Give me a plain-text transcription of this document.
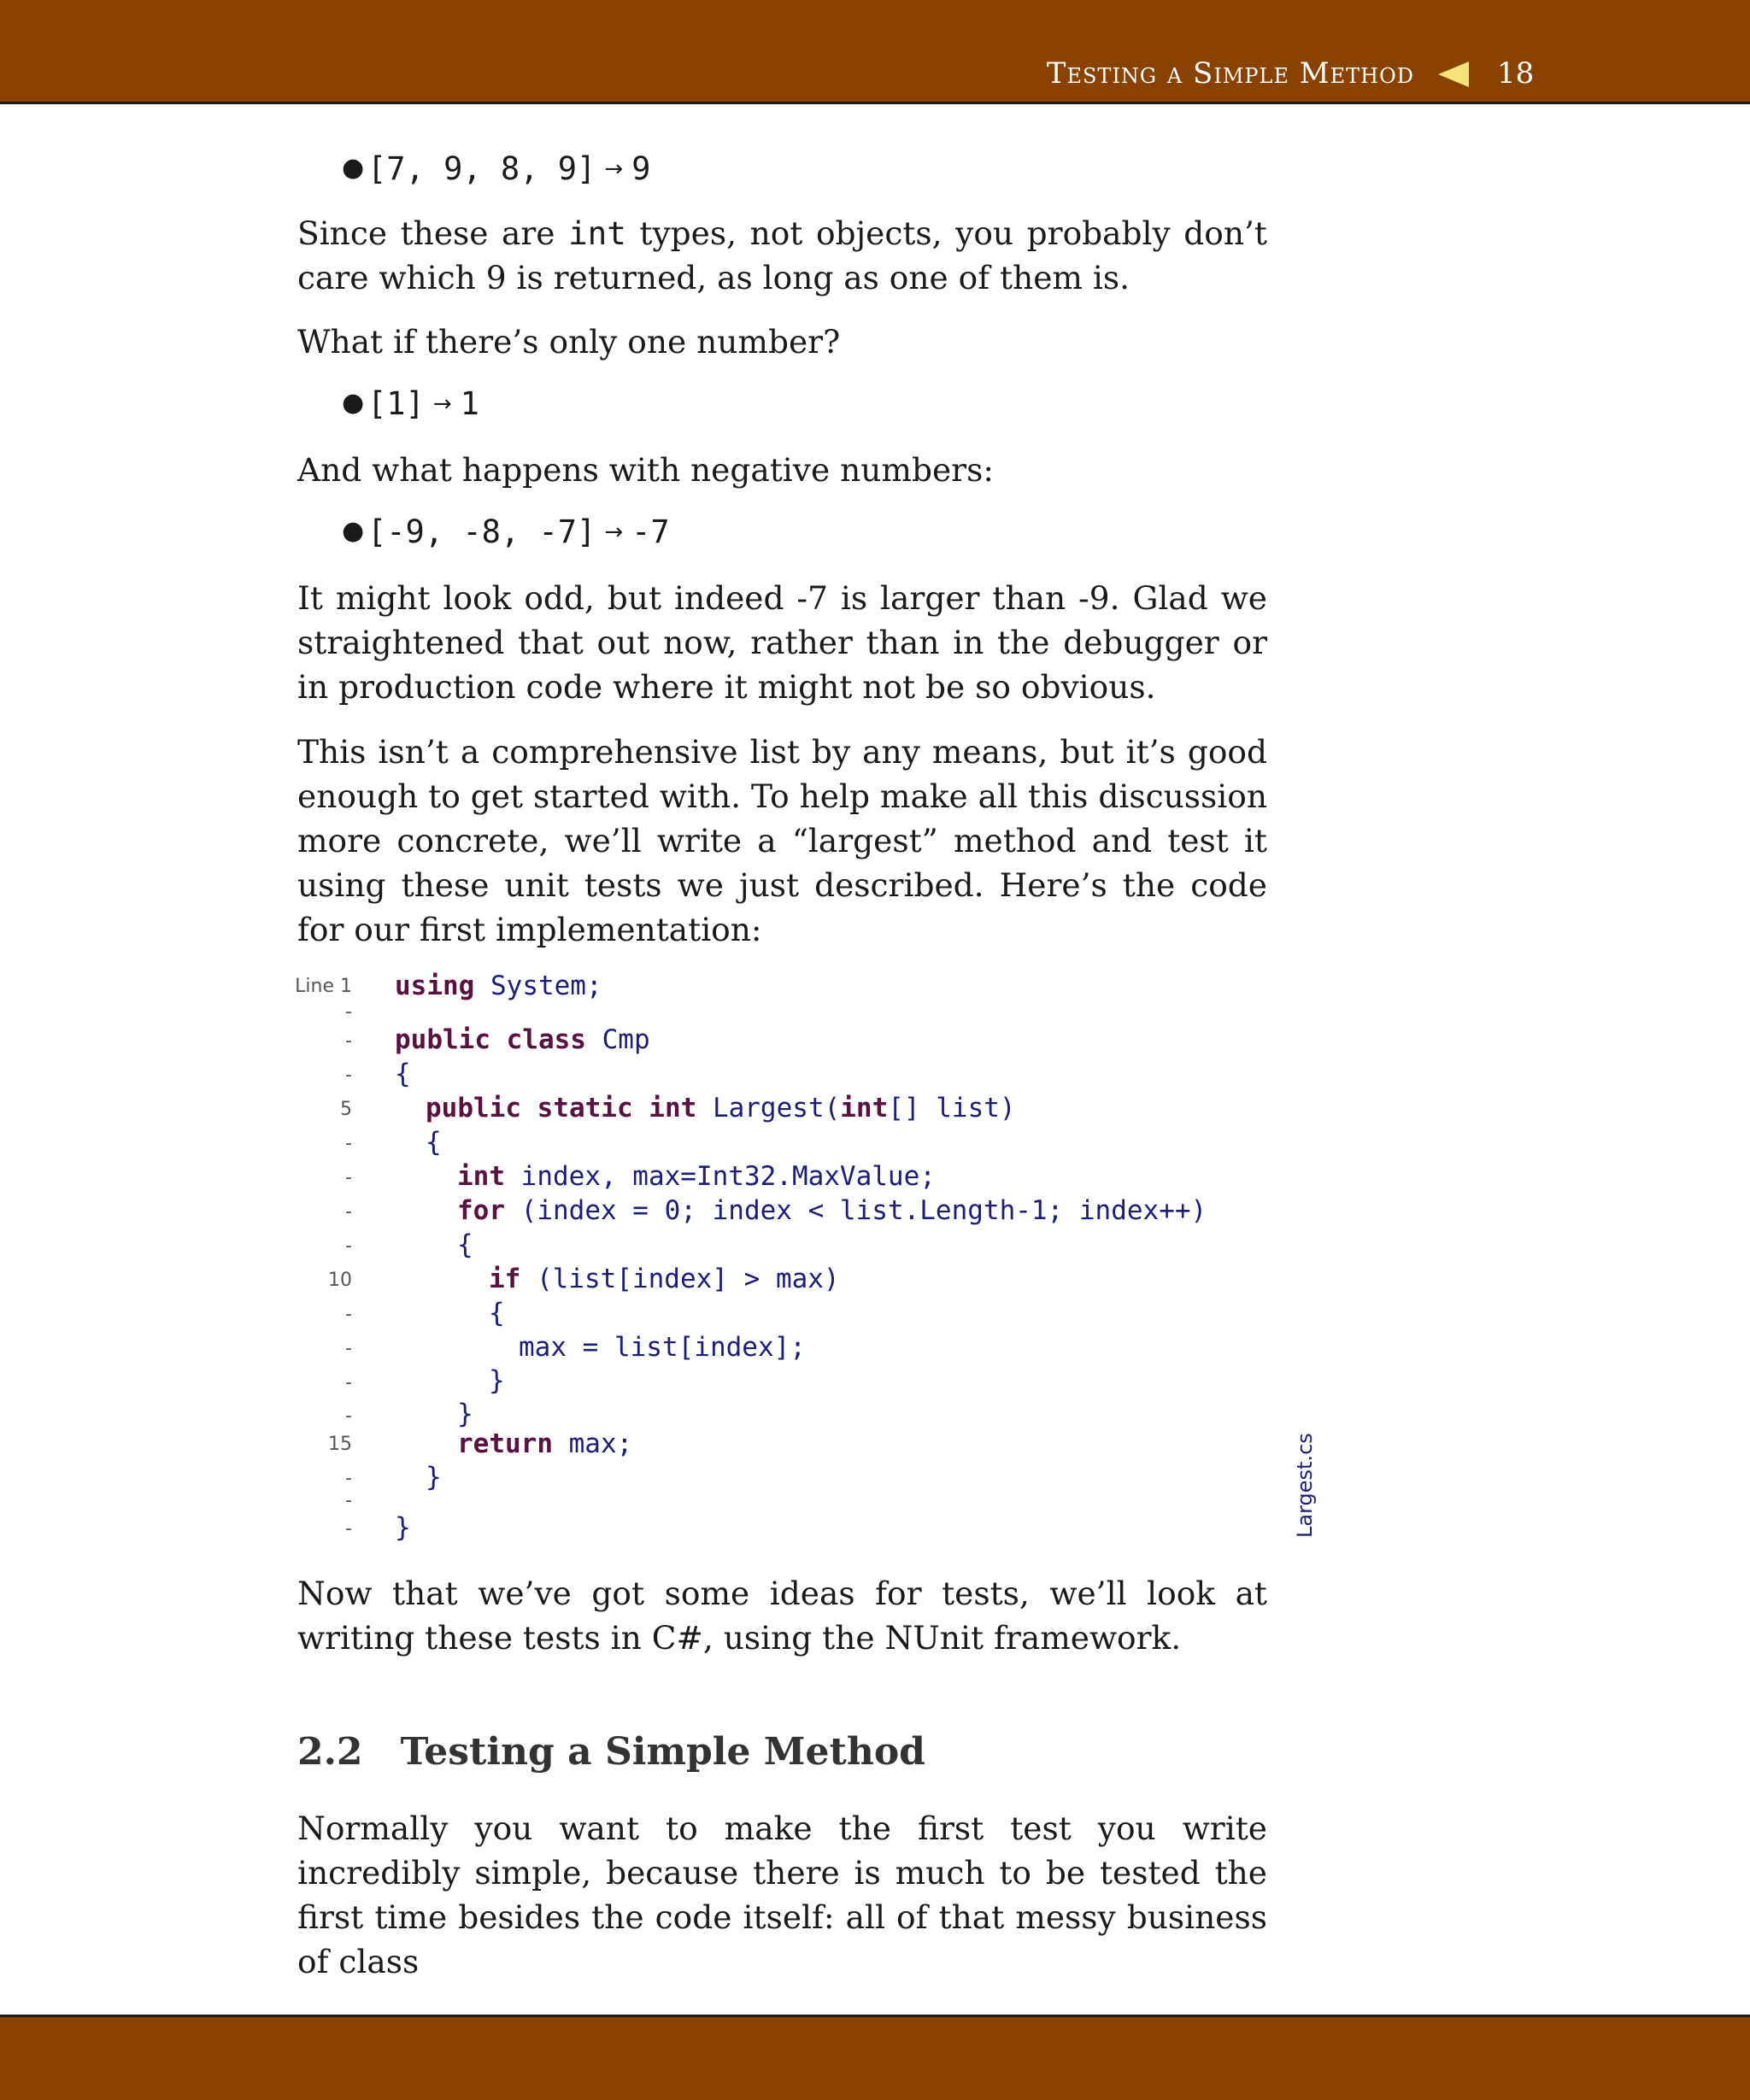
Testing a Simple Method	18
● [7, 9, 8, 9] → 9

Since these are int types, not objects, you probably don’t care which 9 is returned, as long as one of them is.

What if there’s only one number?

● [1] → 1

And what happens with negative numbers:

● [-9, -8, -7] → -7

It might look odd, but indeed -7 is larger than -9. Glad we straightened that out now, rather than in the debugger or in production code where it might not be so obvious.

This isn’t a comprehensive list by any means, but it’s good enough to get started with. To help make all this discussion more concrete, we’ll write a “largest” method and test it using these unit tests we just described. Here’s the code for our first implementation:

Line 1
-
-
-
5
-
-
-
-
10
-
-
-
-
15
-
-
-
using System;
public class Cmp
{
public static int Largest(int[] list)
{
int index, max=Int32.MaxValue;
for (index = 0; index < list.Length-1; index++)
{
if (list[index] > max)
{
max = list[index];
}
}
return max;
}
}	Largest.cs

Now that we’ve got some ideas for tests, we’ll look at writing these tests in C#, using the NUnit framework.

2.2 Testing a Simple Method

Normally you want to make the first test you write incredibly simple, because there is much to be tested the first time besides the code itself: all of that messy business of class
***
#### [GOAL OF THE EXERCISE]
Transcribe each entry above exactly, apart from the pictures.

#### [THE OUTPUT]
Give me a plain-text transcription of this document.
Testing a Simple Method	18
● [7, 9, 8, 9] → 9

Since these are int types, not objects, you probably don’t care which 9 is returned, as long as one of them is.

What if there’s only one number?

● [1] → 1

And what happens with negative numbers:

● [-9, -8, -7] → -7

It might look odd, but indeed -7 is larger than -9. Glad we straightened that out now, rather than in the debugger or in production code where it might not be so obvious.

This isn’t a comprehensive list by any means, but it’s good enough to get started with. To help make all this discussion more concrete, we’ll write a “largest” method and test it using these unit tests we just described. Here’s the code for our first implementation:

Line 1
-
-
-
5
-
-
-
-
10
-
-
-
-
15
-
-
-
using System;
public class Cmp
{
public static int Largest(int[] list)
{
int index, max=Int32.MaxValue;
for (index = 0; index < list.Length-1; index++)
{
if (list[index] > max)
{
max = list[index];
}
}
return max;
}
}	Largest.cs

Now that we’ve got some ideas for tests, we’ll look at writing these tests in C#, using the NUnit framework.

2.2 Testing a Simple Method

Normally you want to make the first test you write incredibly simple, because there is much to be tested the first time besides the code itself: all of that messy business of class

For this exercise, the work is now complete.